### DATASET RECORDS

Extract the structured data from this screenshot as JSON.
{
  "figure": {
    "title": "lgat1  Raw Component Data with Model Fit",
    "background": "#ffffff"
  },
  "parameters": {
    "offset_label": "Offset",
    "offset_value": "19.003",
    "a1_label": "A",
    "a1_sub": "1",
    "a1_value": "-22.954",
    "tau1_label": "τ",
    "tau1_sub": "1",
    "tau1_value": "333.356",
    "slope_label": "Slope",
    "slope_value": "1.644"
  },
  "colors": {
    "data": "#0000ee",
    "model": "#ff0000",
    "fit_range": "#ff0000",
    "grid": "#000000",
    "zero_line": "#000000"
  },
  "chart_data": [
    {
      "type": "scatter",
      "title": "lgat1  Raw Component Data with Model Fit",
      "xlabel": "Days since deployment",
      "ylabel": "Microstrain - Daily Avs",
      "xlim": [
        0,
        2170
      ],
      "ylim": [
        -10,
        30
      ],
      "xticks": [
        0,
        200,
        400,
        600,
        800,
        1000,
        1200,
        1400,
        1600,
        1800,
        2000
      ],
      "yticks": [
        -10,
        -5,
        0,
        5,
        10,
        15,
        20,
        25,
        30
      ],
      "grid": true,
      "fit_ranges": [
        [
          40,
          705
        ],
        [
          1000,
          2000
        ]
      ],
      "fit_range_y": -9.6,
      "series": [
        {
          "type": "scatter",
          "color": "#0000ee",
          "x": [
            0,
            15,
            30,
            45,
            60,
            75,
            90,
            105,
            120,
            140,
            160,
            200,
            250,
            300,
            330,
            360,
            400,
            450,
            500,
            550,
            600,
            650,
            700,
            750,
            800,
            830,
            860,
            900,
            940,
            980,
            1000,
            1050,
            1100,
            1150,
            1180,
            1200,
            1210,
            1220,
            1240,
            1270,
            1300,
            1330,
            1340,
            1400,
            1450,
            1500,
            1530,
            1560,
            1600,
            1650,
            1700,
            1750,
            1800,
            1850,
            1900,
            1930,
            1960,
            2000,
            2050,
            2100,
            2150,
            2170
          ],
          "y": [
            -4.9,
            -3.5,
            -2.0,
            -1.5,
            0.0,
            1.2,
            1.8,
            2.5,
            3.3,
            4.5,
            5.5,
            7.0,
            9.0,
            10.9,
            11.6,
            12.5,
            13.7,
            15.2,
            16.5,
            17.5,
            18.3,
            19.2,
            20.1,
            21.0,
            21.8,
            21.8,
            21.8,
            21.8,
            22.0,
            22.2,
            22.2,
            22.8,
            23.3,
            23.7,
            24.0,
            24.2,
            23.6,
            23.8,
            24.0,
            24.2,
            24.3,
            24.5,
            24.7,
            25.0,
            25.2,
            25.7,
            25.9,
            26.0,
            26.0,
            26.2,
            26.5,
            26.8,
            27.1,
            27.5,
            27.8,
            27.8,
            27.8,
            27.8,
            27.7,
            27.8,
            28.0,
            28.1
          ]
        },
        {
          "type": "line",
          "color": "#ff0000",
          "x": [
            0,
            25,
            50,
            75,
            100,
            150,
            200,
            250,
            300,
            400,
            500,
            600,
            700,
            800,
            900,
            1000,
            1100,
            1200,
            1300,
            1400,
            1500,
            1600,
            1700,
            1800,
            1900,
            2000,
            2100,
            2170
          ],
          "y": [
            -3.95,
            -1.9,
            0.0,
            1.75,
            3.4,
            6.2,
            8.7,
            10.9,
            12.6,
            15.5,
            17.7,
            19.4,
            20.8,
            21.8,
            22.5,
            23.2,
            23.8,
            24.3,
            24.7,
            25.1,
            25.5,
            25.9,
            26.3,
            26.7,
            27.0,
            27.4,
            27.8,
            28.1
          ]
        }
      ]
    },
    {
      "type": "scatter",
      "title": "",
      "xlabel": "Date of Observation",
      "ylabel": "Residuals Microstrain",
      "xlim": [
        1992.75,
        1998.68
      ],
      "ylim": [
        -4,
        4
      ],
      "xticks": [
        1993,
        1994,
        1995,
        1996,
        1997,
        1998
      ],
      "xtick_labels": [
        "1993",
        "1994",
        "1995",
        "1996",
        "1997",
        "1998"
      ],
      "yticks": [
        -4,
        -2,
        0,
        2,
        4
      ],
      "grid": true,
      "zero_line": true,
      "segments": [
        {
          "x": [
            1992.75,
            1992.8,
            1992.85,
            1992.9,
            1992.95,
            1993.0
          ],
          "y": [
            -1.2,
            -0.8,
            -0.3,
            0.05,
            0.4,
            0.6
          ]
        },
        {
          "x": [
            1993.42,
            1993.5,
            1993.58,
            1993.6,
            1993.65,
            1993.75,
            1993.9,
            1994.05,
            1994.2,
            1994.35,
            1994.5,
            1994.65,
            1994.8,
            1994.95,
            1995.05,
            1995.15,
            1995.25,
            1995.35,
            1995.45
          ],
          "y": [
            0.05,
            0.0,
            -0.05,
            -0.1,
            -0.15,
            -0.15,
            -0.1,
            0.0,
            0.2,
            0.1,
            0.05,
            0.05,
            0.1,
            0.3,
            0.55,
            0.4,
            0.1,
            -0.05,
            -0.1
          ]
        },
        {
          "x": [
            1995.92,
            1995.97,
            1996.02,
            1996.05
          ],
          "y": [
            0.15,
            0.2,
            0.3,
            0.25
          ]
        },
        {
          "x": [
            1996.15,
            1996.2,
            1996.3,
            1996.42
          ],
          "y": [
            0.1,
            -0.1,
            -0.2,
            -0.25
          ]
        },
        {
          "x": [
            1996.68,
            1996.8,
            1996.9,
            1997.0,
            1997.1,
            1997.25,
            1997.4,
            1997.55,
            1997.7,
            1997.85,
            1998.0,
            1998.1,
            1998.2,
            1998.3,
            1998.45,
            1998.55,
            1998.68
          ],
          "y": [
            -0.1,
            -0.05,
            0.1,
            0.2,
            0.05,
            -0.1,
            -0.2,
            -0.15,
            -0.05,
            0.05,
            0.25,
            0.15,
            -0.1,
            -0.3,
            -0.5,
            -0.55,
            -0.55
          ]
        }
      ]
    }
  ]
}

######

JOB
Print the listing above in full, exactly as it is.

FULL OUTPUT
Extract the structured data from this screenshot as JSON.
{
  "figure": {
    "title": "lgat1  Raw Component Data with Model Fit",
    "background": "#ffffff"
  },
  "parameters": {
    "offset_label": "Offset",
    "offset_value": "19.003",
    "a1_label": "A",
    "a1_sub": "1",
    "a1_value": "-22.954",
    "tau1_label": "τ",
    "tau1_sub": "1",
    "tau1_value": "333.356",
    "slope_label": "Slope",
    "slope_value": "1.644"
  },
  "colors": {
    "data": "#0000ee",
    "model": "#ff0000",
    "fit_range": "#ff0000",
    "grid": "#000000",
    "zero_line": "#000000"
  },
  "chart_data": [
    {
      "type": "scatter",
      "title": "lgat1  Raw Component Data with Model Fit",
      "xlabel": "Days since deployment",
      "ylabel": "Microstrain - Daily Avs",
      "xlim": [
        0,
        2170
      ],
      "ylim": [
        -10,
        30
      ],
      "xticks": [
        0,
        200,
        400,
        600,
        800,
        1000,
        1200,
        1400,
        1600,
        1800,
        2000
      ],
      "yticks": [
        -10,
        -5,
        0,
        5,
        10,
        15,
        20,
        25,
        30
      ],
      "grid": true,
      "fit_ranges": [
        [
          40,
          705
        ],
        [
          1000,
          2000
        ]
      ],
      "fit_range_y": -9.6,
      "series": [
        {
          "type": "scatter",
          "color": "#0000ee",
          "x": [
            0,
            15,
            30,
            45,
            60,
            75,
            90,
            105,
            120,
            140,
            160,
            200,
            250,
            300,
            330,
            360,
            400,
            450,
            500,
            550,
            600,
            650,
            700,
            750,
            800,
            830,
            860,
            900,
            940,
            980,
            1000,
            1050,
            1100,
            1150,
            1180,
            1200,
            1210,
            1220,
            1240,
            1270,
            1300,
            1330,
            1340,
            1400,
            1450,
            1500,
            1530,
            1560,
            1600,
            1650,
            1700,
            1750,
            1800,
            1850,
            1900,
            1930,
            1960,
            2000,
            2050,
            2100,
            2150,
            2170
          ],
          "y": [
            -4.9,
            -3.5,
            -2.0,
            -1.5,
            0.0,
            1.2,
            1.8,
            2.5,
            3.3,
            4.5,
            5.5,
            7.0,
            9.0,
            10.9,
            11.6,
            12.5,
            13.7,
            15.2,
            16.5,
            17.5,
            18.3,
            19.2,
            20.1,
            21.0,
            21.8,
            21.8,
            21.8,
            21.8,
            22.0,
            22.2,
            22.2,
            22.8,
            23.3,
            23.7,
            24.0,
            24.2,
            23.6,
            23.8,
            24.0,
            24.2,
            24.3,
            24.5,
            24.7,
            25.0,
            25.2,
            25.7,
            25.9,
            26.0,
            26.0,
            26.2,
            26.5,
            26.8,
            27.1,
            27.5,
            27.8,
            27.8,
            27.8,
            27.8,
            27.7,
            27.8,
            28.0,
            28.1
          ]
        },
        {
          "type": "line",
          "color": "#ff0000",
          "x": [
            0,
            25,
            50,
            75,
            100,
            150,
            200,
            250,
            300,
            400,
            500,
            600,
            700,
            800,
            900,
            1000,
            1100,
            1200,
            1300,
            1400,
            1500,
            1600,
            1700,
            1800,
            1900,
            2000,
            2100,
            2170
          ],
          "y": [
            -3.95,
            -1.9,
            0.0,
            1.75,
            3.4,
            6.2,
            8.7,
            10.9,
            12.6,
            15.5,
            17.7,
            19.4,
            20.8,
            21.8,
            22.5,
            23.2,
            23.8,
            24.3,
            24.7,
            25.1,
            25.5,
            25.9,
            26.3,
            26.7,
            27.0,
            27.4,
            27.8,
            28.1
          ]
        }
      ]
    },
    {
      "type": "scatter",
      "title": "",
      "xlabel": "Date of Observation",
      "ylabel": "Residuals Microstrain",
      "xlim": [
        1992.75,
        1998.68
      ],
      "ylim": [
        -4,
        4
      ],
      "xticks": [
        1993,
        1994,
        1995,
        1996,
        1997,
        1998
      ],
      "xtick_labels": [
        "1993",
        "1994",
        "1995",
        "1996",
        "1997",
        "1998"
      ],
      "yticks": [
        -4,
        -2,
        0,
        2,
        4
      ],
      "grid": true,
      "zero_line": true,
      "segments": [
        {
          "x": [
            1992.75,
            1992.8,
            1992.85,
            1992.9,
            1992.95,
            1993.0
          ],
          "y": [
            -1.2,
            -0.8,
            -0.3,
            0.05,
            0.4,
            0.6
          ]
        },
        {
          "x": [
            1993.42,
            1993.5,
            1993.58,
            1993.6,
            1993.65,
            1993.75,
            1993.9,
            1994.05,
            1994.2,
            1994.35,
            1994.5,
            1994.65,
            1994.8,
            1994.95,
            1995.05,
            1995.15,
            1995.25,
            1995.35,
            1995.45
          ],
          "y": [
            0.05,
            0.0,
            -0.05,
            -0.1,
            -0.15,
            -0.15,
            -0.1,
            0.0,
            0.2,
            0.1,
            0.05,
            0.05,
            0.1,
            0.3,
            0.55,
            0.4,
            0.1,
            -0.05,
            -0.1
          ]
        },
        {
          "x": [
            1995.92,
            1995.97,
            1996.02,
            1996.05
          ],
          "y": [
            0.15,
            0.2,
            0.3,
            0.25
          ]
        },
        {
          "x": [
            1996.15,
            1996.2,
            1996.3,
            1996.42
          ],
          "y": [
            0.1,
            -0.1,
            -0.2,
            -0.25
          ]
        },
        {
          "x": [
            1996.68,
            1996.8,
            1996.9,
            1997.0,
            1997.1,
            1997.25,
            1997.4,
            1997.55,
            1997.7,
            1997.85,
            1998.0,
            1998.1,
            1998.2,
            1998.3,
            1998.45,
            1998.55,
            1998.68
          ],
          "y": [
            -0.1,
            -0.05,
            0.1,
            0.2,
            0.05,
            -0.1,
            -0.2,
            -0.15,
            -0.05,
            0.05,
            0.25,
            0.15,
            -0.1,
            -0.3,
            -0.5,
            -0.55,
            -0.55
          ]
        }
      ]
    }
  ]
}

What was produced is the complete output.